═════ Provided data ═════

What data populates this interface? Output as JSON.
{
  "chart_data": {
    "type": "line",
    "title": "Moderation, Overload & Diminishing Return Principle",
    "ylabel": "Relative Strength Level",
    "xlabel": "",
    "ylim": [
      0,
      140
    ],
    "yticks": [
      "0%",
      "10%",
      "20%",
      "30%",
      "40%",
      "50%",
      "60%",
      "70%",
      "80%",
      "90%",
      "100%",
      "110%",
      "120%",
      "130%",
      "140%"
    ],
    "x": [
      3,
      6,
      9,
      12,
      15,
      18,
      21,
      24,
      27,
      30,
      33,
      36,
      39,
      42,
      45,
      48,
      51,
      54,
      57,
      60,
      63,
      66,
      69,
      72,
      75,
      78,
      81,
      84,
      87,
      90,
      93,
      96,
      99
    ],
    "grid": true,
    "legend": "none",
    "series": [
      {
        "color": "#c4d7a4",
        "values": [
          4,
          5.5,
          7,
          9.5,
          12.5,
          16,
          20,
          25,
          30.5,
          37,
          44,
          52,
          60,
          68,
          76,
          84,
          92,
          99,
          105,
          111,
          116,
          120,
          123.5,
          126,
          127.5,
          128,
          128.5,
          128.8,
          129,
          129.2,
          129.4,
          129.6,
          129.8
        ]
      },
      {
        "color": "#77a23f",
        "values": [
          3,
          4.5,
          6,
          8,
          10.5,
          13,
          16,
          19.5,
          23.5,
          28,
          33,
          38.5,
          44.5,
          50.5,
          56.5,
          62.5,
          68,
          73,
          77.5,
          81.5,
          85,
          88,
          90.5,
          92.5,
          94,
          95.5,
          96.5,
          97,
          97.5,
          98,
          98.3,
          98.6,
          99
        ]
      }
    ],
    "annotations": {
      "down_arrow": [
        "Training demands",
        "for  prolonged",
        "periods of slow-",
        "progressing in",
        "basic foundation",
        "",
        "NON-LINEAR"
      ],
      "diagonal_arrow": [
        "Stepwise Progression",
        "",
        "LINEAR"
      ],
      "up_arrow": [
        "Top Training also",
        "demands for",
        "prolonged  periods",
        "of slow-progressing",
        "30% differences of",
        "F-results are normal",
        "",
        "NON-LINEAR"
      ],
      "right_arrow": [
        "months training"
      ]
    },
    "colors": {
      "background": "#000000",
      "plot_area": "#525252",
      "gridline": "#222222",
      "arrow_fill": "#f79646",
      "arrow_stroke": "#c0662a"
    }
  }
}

═════

## Given exercise
Return the whole listing exactly.

## Expected answer
What data populates this interface? Output as JSON.
{
  "chart_data": {
    "type": "line",
    "title": "Moderation, Overload & Diminishing Return Principle",
    "ylabel": "Relative Strength Level",
    "xlabel": "",
    "ylim": [
      0,
      140
    ],
    "yticks": [
      "0%",
      "10%",
      "20%",
      "30%",
      "40%",
      "50%",
      "60%",
      "70%",
      "80%",
      "90%",
      "100%",
      "110%",
      "120%",
      "130%",
      "140%"
    ],
    "x": [
      3,
      6,
      9,
      12,
      15,
      18,
      21,
      24,
      27,
      30,
      33,
      36,
      39,
      42,
      45,
      48,
      51,
      54,
      57,
      60,
      63,
      66,
      69,
      72,
      75,
      78,
      81,
      84,
      87,
      90,
      93,
      96,
      99
    ],
    "grid": true,
    "legend": "none",
    "series": [
      {
        "color": "#c4d7a4",
        "values": [
          4,
          5.5,
          7,
          9.5,
          12.5,
          16,
          20,
          25,
          30.5,
          37,
          44,
          52,
          60,
          68,
          76,
          84,
          92,
          99,
          105,
          111,
          116,
          120,
          123.5,
          126,
          127.5,
          128,
          128.5,
          128.8,
          129,
          129.2,
          129.4,
          129.6,
          129.8
        ]
      },
      {
        "color": "#77a23f",
        "values": [
          3,
          4.5,
          6,
          8,
          10.5,
          13,
          16,
          19.5,
          23.5,
          28,
          33,
          38.5,
          44.5,
          50.5,
          56.5,
          62.5,
          68,
          73,
          77.5,
          81.5,
          85,
          88,
          90.5,
          92.5,
          94,
          95.5,
          96.5,
          97,
          97.5,
          98,
          98.3,
          98.6,
          99
        ]
      }
    ],
    "annotations": {
      "down_arrow": [
        "Training demands",
        "for  prolonged",
        "periods of slow-",
        "progressing in",
        "basic foundation",
        "",
        "NON-LINEAR"
      ],
      "diagonal_arrow": [
        "Stepwise Progression",
        "",
        "LINEAR"
      ],
      "up_arrow": [
        "Top Training also",
        "demands for",
        "prolonged  periods",
        "of slow-progressing",
        "30% differences of",
        "F-results are normal",
        "",
        "NON-LINEAR"
      ],
      "right_arrow": [
        "months training"
      ]
    },
    "colors": {
      "background": "#000000",
      "plot_area": "#525252",
      "gridline": "#222222",
      "arrow_fill": "#f79646",
      "arrow_stroke": "#c0662a"
    }
  }
}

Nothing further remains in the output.